>>>

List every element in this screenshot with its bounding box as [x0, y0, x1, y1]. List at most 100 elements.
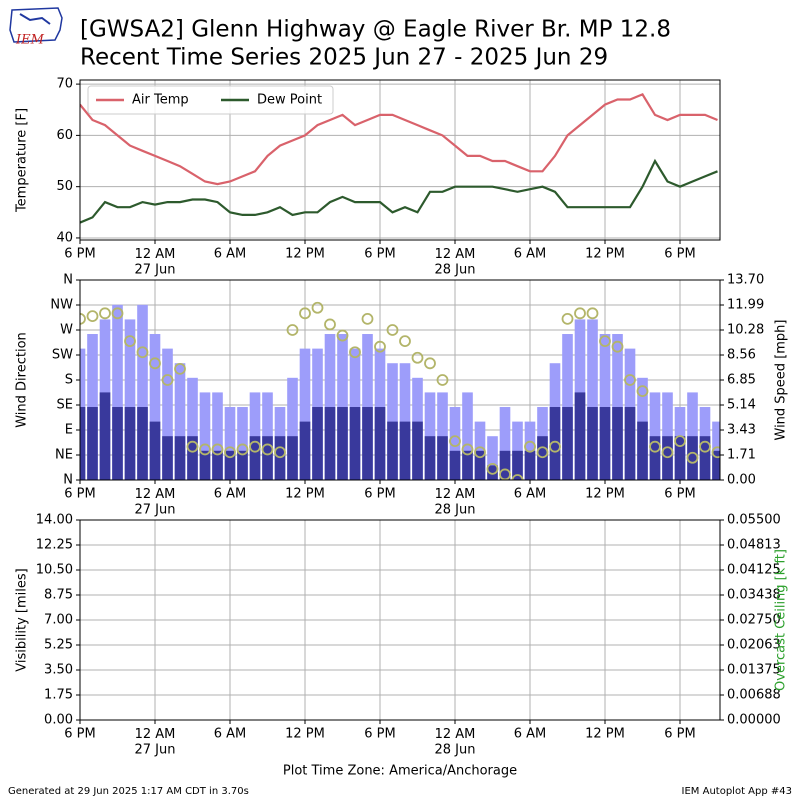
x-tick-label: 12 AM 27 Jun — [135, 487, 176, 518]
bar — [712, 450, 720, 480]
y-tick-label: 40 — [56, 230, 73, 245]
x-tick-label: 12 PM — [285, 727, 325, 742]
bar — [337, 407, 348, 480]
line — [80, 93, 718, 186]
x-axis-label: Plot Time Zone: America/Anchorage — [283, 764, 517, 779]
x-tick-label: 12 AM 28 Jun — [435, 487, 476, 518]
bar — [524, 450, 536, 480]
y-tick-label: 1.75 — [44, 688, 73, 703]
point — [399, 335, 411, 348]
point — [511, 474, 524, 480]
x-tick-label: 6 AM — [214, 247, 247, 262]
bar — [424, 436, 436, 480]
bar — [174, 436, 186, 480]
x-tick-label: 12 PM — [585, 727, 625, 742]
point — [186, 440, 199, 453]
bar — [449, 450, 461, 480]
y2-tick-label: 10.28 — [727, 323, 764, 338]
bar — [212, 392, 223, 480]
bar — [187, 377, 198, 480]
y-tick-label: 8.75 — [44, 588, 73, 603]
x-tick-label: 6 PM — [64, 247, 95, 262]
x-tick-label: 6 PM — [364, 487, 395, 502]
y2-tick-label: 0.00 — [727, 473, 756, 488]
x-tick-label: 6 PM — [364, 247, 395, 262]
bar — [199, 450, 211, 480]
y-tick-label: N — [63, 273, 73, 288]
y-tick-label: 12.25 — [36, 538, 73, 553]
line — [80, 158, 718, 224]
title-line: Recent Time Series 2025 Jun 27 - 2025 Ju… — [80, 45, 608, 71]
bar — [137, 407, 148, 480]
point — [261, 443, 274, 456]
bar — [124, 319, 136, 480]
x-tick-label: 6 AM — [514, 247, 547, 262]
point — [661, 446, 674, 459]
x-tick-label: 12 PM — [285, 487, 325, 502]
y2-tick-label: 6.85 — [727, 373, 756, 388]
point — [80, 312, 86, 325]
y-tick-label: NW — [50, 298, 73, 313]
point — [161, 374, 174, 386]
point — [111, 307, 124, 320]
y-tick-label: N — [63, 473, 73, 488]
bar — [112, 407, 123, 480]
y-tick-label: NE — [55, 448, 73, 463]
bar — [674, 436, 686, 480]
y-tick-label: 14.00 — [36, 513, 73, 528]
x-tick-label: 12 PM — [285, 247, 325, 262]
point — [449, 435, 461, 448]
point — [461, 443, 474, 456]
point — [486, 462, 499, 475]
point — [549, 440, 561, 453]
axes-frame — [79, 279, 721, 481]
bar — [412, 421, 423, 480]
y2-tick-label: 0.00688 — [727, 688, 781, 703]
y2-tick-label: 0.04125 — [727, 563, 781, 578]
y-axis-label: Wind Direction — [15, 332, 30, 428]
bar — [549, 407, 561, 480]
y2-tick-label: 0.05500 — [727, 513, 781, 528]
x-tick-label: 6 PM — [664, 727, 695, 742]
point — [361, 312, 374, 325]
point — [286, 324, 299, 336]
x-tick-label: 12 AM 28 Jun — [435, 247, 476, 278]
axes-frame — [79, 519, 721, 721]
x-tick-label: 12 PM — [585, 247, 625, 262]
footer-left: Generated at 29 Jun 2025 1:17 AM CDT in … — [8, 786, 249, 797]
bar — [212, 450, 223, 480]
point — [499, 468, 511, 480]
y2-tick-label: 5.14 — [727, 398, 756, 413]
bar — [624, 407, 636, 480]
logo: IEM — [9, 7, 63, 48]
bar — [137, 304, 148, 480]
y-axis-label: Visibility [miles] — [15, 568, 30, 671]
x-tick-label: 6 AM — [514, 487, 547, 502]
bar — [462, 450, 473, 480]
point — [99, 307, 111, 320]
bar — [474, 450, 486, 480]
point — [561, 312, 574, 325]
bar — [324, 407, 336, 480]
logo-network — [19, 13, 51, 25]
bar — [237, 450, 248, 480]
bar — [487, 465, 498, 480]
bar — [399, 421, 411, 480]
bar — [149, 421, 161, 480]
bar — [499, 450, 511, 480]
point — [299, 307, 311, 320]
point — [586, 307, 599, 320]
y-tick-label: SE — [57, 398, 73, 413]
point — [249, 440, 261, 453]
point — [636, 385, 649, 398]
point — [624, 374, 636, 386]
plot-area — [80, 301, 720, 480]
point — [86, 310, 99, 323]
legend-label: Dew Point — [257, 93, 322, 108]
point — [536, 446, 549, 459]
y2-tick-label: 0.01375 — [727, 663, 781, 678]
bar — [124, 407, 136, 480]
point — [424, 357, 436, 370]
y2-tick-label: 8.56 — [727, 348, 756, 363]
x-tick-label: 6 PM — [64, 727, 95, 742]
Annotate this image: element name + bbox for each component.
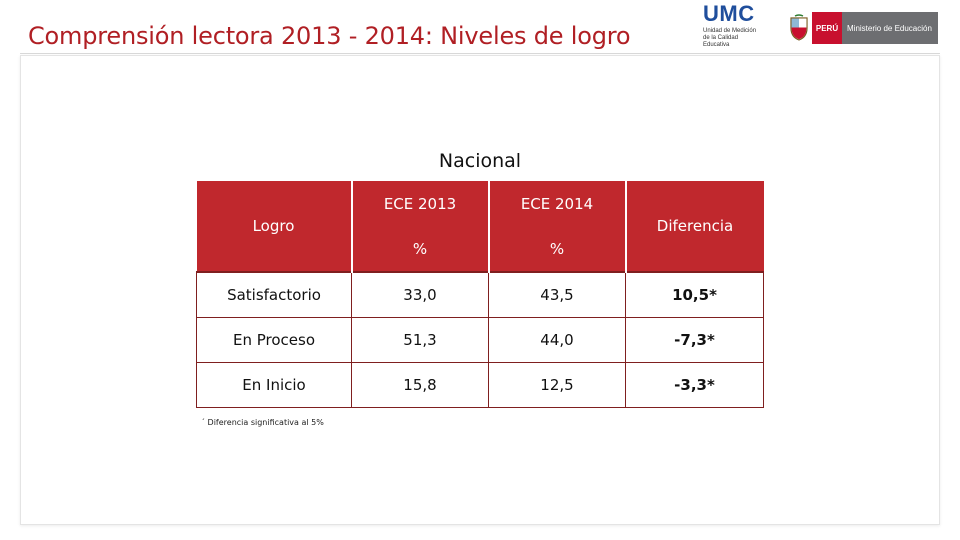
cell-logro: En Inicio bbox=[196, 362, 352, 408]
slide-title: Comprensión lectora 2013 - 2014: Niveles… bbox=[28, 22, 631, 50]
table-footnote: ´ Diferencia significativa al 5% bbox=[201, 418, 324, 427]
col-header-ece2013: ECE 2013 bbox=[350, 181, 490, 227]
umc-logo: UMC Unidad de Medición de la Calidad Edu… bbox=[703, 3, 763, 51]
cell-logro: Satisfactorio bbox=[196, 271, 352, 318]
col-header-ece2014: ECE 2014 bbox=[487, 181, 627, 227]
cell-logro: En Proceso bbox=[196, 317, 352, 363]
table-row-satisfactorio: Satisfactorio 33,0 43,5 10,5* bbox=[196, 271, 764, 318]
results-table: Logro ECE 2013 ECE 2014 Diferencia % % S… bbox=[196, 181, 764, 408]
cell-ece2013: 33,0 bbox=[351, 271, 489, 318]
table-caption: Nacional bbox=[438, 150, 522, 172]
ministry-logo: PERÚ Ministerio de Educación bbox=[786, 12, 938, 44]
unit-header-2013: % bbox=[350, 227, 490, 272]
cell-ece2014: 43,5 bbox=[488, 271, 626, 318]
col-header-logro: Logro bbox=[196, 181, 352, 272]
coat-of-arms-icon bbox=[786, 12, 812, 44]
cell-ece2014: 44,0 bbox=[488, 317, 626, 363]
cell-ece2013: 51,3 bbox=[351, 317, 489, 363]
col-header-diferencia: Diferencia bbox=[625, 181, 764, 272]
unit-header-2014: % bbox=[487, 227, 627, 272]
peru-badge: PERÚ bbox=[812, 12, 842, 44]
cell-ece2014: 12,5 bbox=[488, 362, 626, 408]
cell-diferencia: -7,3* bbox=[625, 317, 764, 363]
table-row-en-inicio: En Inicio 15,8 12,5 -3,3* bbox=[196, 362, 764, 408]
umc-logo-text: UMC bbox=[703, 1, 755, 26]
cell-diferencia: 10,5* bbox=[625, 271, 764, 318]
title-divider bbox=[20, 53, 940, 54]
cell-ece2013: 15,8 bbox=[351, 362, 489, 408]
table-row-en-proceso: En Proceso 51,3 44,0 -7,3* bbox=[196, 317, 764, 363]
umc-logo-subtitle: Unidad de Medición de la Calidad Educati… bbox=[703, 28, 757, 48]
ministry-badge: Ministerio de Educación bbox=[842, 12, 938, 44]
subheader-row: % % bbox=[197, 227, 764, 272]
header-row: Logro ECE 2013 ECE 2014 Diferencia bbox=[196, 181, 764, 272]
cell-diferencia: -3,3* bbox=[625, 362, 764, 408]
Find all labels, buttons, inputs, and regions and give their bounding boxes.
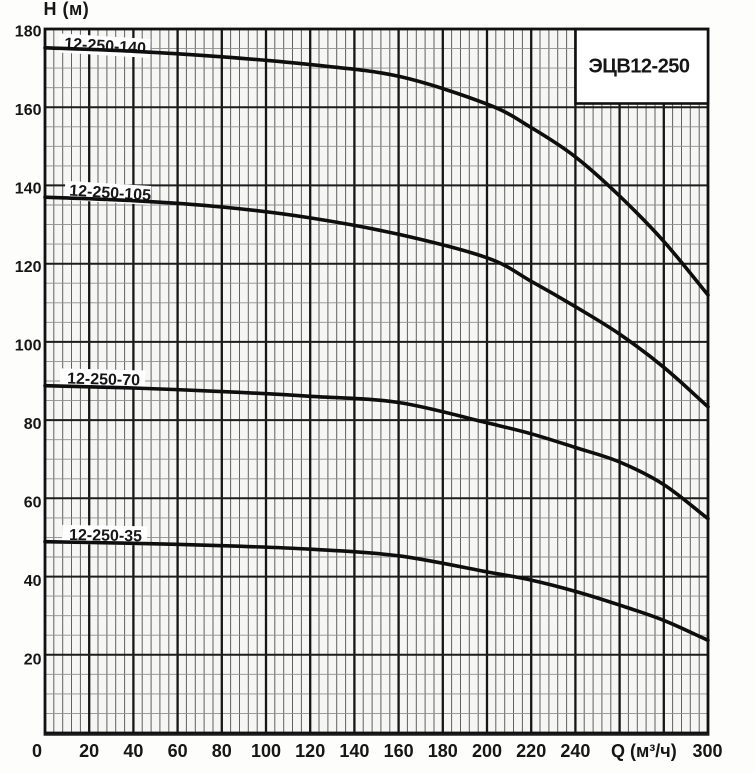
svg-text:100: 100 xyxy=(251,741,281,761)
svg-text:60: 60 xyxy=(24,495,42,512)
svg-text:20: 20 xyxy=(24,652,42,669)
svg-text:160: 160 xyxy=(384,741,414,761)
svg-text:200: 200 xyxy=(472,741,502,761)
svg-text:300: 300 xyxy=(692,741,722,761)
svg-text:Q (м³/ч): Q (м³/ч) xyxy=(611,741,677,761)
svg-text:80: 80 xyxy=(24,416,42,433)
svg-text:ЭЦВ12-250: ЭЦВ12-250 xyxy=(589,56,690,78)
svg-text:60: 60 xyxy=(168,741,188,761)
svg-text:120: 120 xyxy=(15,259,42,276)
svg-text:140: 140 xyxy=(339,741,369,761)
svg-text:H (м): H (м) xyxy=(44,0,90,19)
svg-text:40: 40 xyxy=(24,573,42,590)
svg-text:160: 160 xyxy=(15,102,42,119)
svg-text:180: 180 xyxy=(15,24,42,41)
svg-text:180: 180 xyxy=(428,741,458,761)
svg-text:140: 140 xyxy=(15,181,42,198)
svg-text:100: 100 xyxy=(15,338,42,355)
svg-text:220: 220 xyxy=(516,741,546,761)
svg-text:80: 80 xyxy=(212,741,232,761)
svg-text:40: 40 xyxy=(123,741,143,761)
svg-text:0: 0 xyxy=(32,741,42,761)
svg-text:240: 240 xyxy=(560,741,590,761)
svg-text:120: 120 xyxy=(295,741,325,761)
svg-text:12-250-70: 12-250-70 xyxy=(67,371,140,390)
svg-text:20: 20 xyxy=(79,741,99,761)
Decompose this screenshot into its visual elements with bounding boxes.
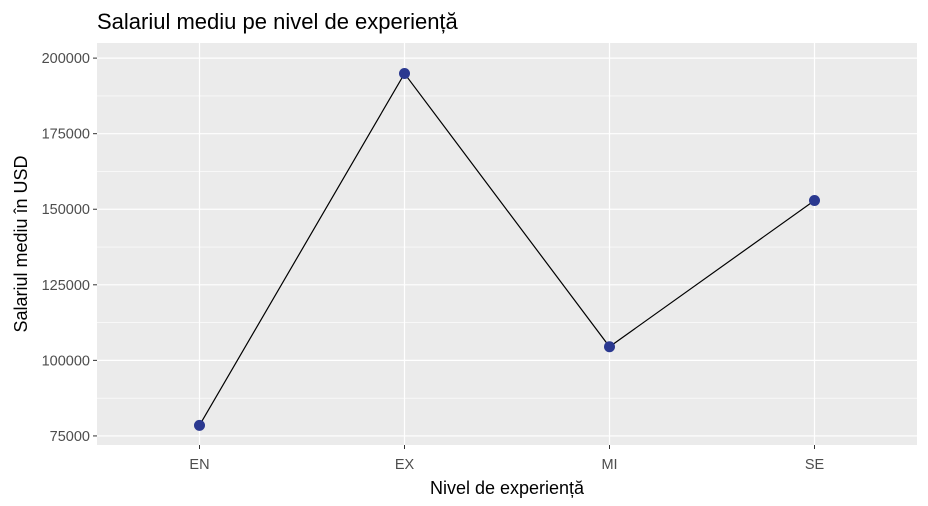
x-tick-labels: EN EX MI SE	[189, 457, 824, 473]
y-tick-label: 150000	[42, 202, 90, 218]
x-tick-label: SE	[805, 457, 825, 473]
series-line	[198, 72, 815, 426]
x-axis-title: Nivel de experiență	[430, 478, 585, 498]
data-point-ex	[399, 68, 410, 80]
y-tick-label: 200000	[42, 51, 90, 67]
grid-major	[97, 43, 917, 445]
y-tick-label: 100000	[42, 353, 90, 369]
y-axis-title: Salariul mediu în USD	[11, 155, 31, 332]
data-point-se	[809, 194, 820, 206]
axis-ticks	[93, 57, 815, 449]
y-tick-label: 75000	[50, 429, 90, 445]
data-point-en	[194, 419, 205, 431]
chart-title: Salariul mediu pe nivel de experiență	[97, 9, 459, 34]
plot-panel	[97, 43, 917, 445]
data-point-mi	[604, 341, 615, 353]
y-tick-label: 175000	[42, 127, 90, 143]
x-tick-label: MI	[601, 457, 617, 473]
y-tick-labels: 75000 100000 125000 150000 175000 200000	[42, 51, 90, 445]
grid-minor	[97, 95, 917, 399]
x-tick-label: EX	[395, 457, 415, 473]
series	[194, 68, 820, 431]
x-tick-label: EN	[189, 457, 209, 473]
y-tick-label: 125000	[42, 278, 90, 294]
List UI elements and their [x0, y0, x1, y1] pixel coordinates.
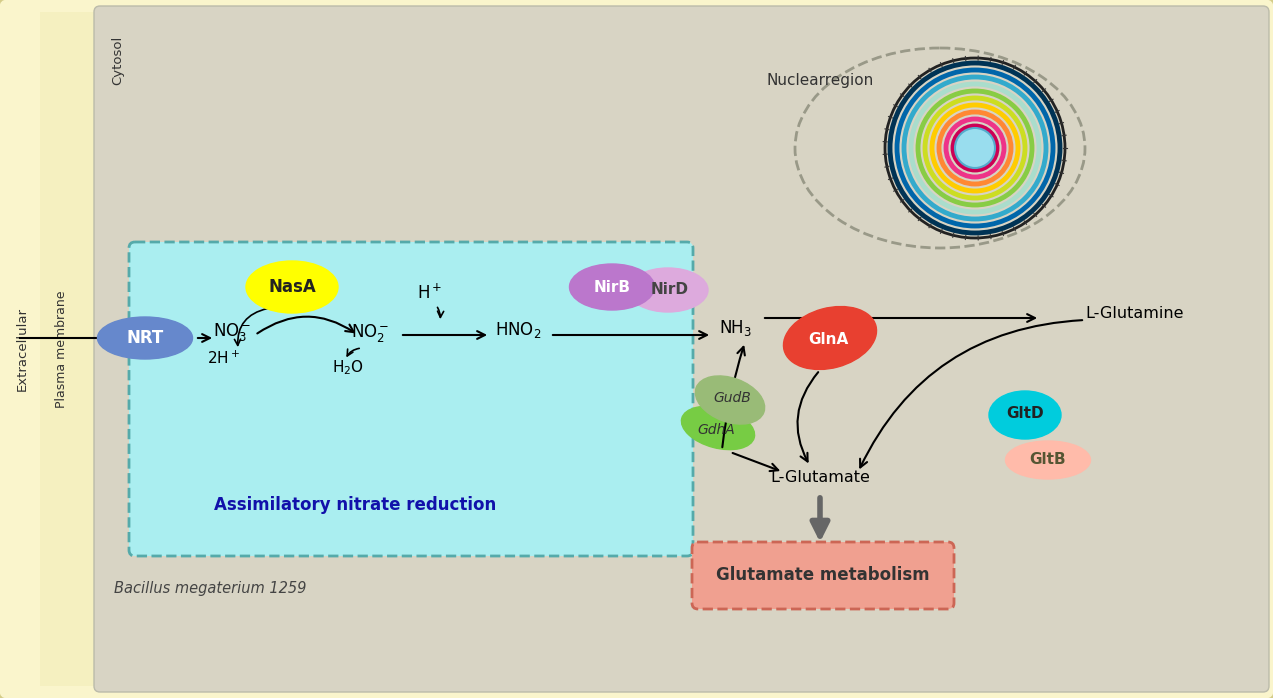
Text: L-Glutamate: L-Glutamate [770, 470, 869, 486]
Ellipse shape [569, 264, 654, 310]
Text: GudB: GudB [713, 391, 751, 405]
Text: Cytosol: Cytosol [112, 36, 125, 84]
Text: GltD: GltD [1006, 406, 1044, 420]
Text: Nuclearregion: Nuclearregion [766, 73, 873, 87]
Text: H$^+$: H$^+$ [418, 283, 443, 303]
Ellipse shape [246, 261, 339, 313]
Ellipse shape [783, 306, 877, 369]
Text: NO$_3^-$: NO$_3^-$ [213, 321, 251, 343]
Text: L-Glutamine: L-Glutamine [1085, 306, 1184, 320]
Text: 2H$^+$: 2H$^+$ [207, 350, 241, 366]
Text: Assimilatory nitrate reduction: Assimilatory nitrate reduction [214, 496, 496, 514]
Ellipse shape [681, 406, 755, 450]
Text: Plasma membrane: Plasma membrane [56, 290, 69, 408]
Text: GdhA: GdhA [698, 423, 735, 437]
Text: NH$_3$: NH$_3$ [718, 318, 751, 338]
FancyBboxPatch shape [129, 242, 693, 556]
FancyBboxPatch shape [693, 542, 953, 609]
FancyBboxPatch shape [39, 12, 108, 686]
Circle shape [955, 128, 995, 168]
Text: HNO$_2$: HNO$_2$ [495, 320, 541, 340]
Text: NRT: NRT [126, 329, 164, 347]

<<<

#### Exercise prompt
Format the lines from the one containing "svg-text:100: 100 xyxy=(251,741,281,761)" through the one containing "svg-text:40: 40 xyxy=(123,741,143,761)", both included, as a JSON list of strings with one string per line and no blank lines.

#### Solution to this task
[
  "svg-text:100: 100 xyxy=(251,741,281,761)",
  "svg-text:60: 60 xyxy=(24,495,42,512)",
  "svg-text:20: 20 xyxy=(24,652,42,669)",
  "svg-text:160: 160 xyxy=(384,741,414,761)",
  "svg-text:200: 200 xyxy=(472,741,502,761)",
  "svg-text:300: 300 xyxy=(692,741,722,761)",
  "svg-text:Q (м³/ч): Q (м³/ч) xyxy=(611,741,677,761)",
  "svg-text:80: 80 xyxy=(24,416,42,433)",
  "svg-text:ЭЦВ12-250: ЭЦВ12-250 xyxy=(589,56,690,78)",
  "svg-text:60: 60 xyxy=(168,741,188,761)",
  "svg-text:120: 120 xyxy=(15,259,42,276)",
  "svg-text:140: 140 xyxy=(339,741,369,761)",
  "svg-text:H (м): H (м) xyxy=(44,0,90,19)",
  "svg-text:40: 40 xyxy=(24,573,42,590)",
  "svg-text:160: 160 xyxy=(15,102,42,119)",
  "svg-text:180: 180 xyxy=(15,24,42,41)",
  "svg-text:180: 180 xyxy=(428,741,458,761)",
  "svg-text:140: 140 xyxy=(15,181,42,198)",
  "svg-text:100: 100 xyxy=(15,338,42,355)",
  "svg-text:220: 220 xyxy=(516,741,546,761)",
  "svg-text:80: 80 xyxy=(212,741,232,761)",
  "svg-text:40: 40 xyxy=(123,741,143,761)"
]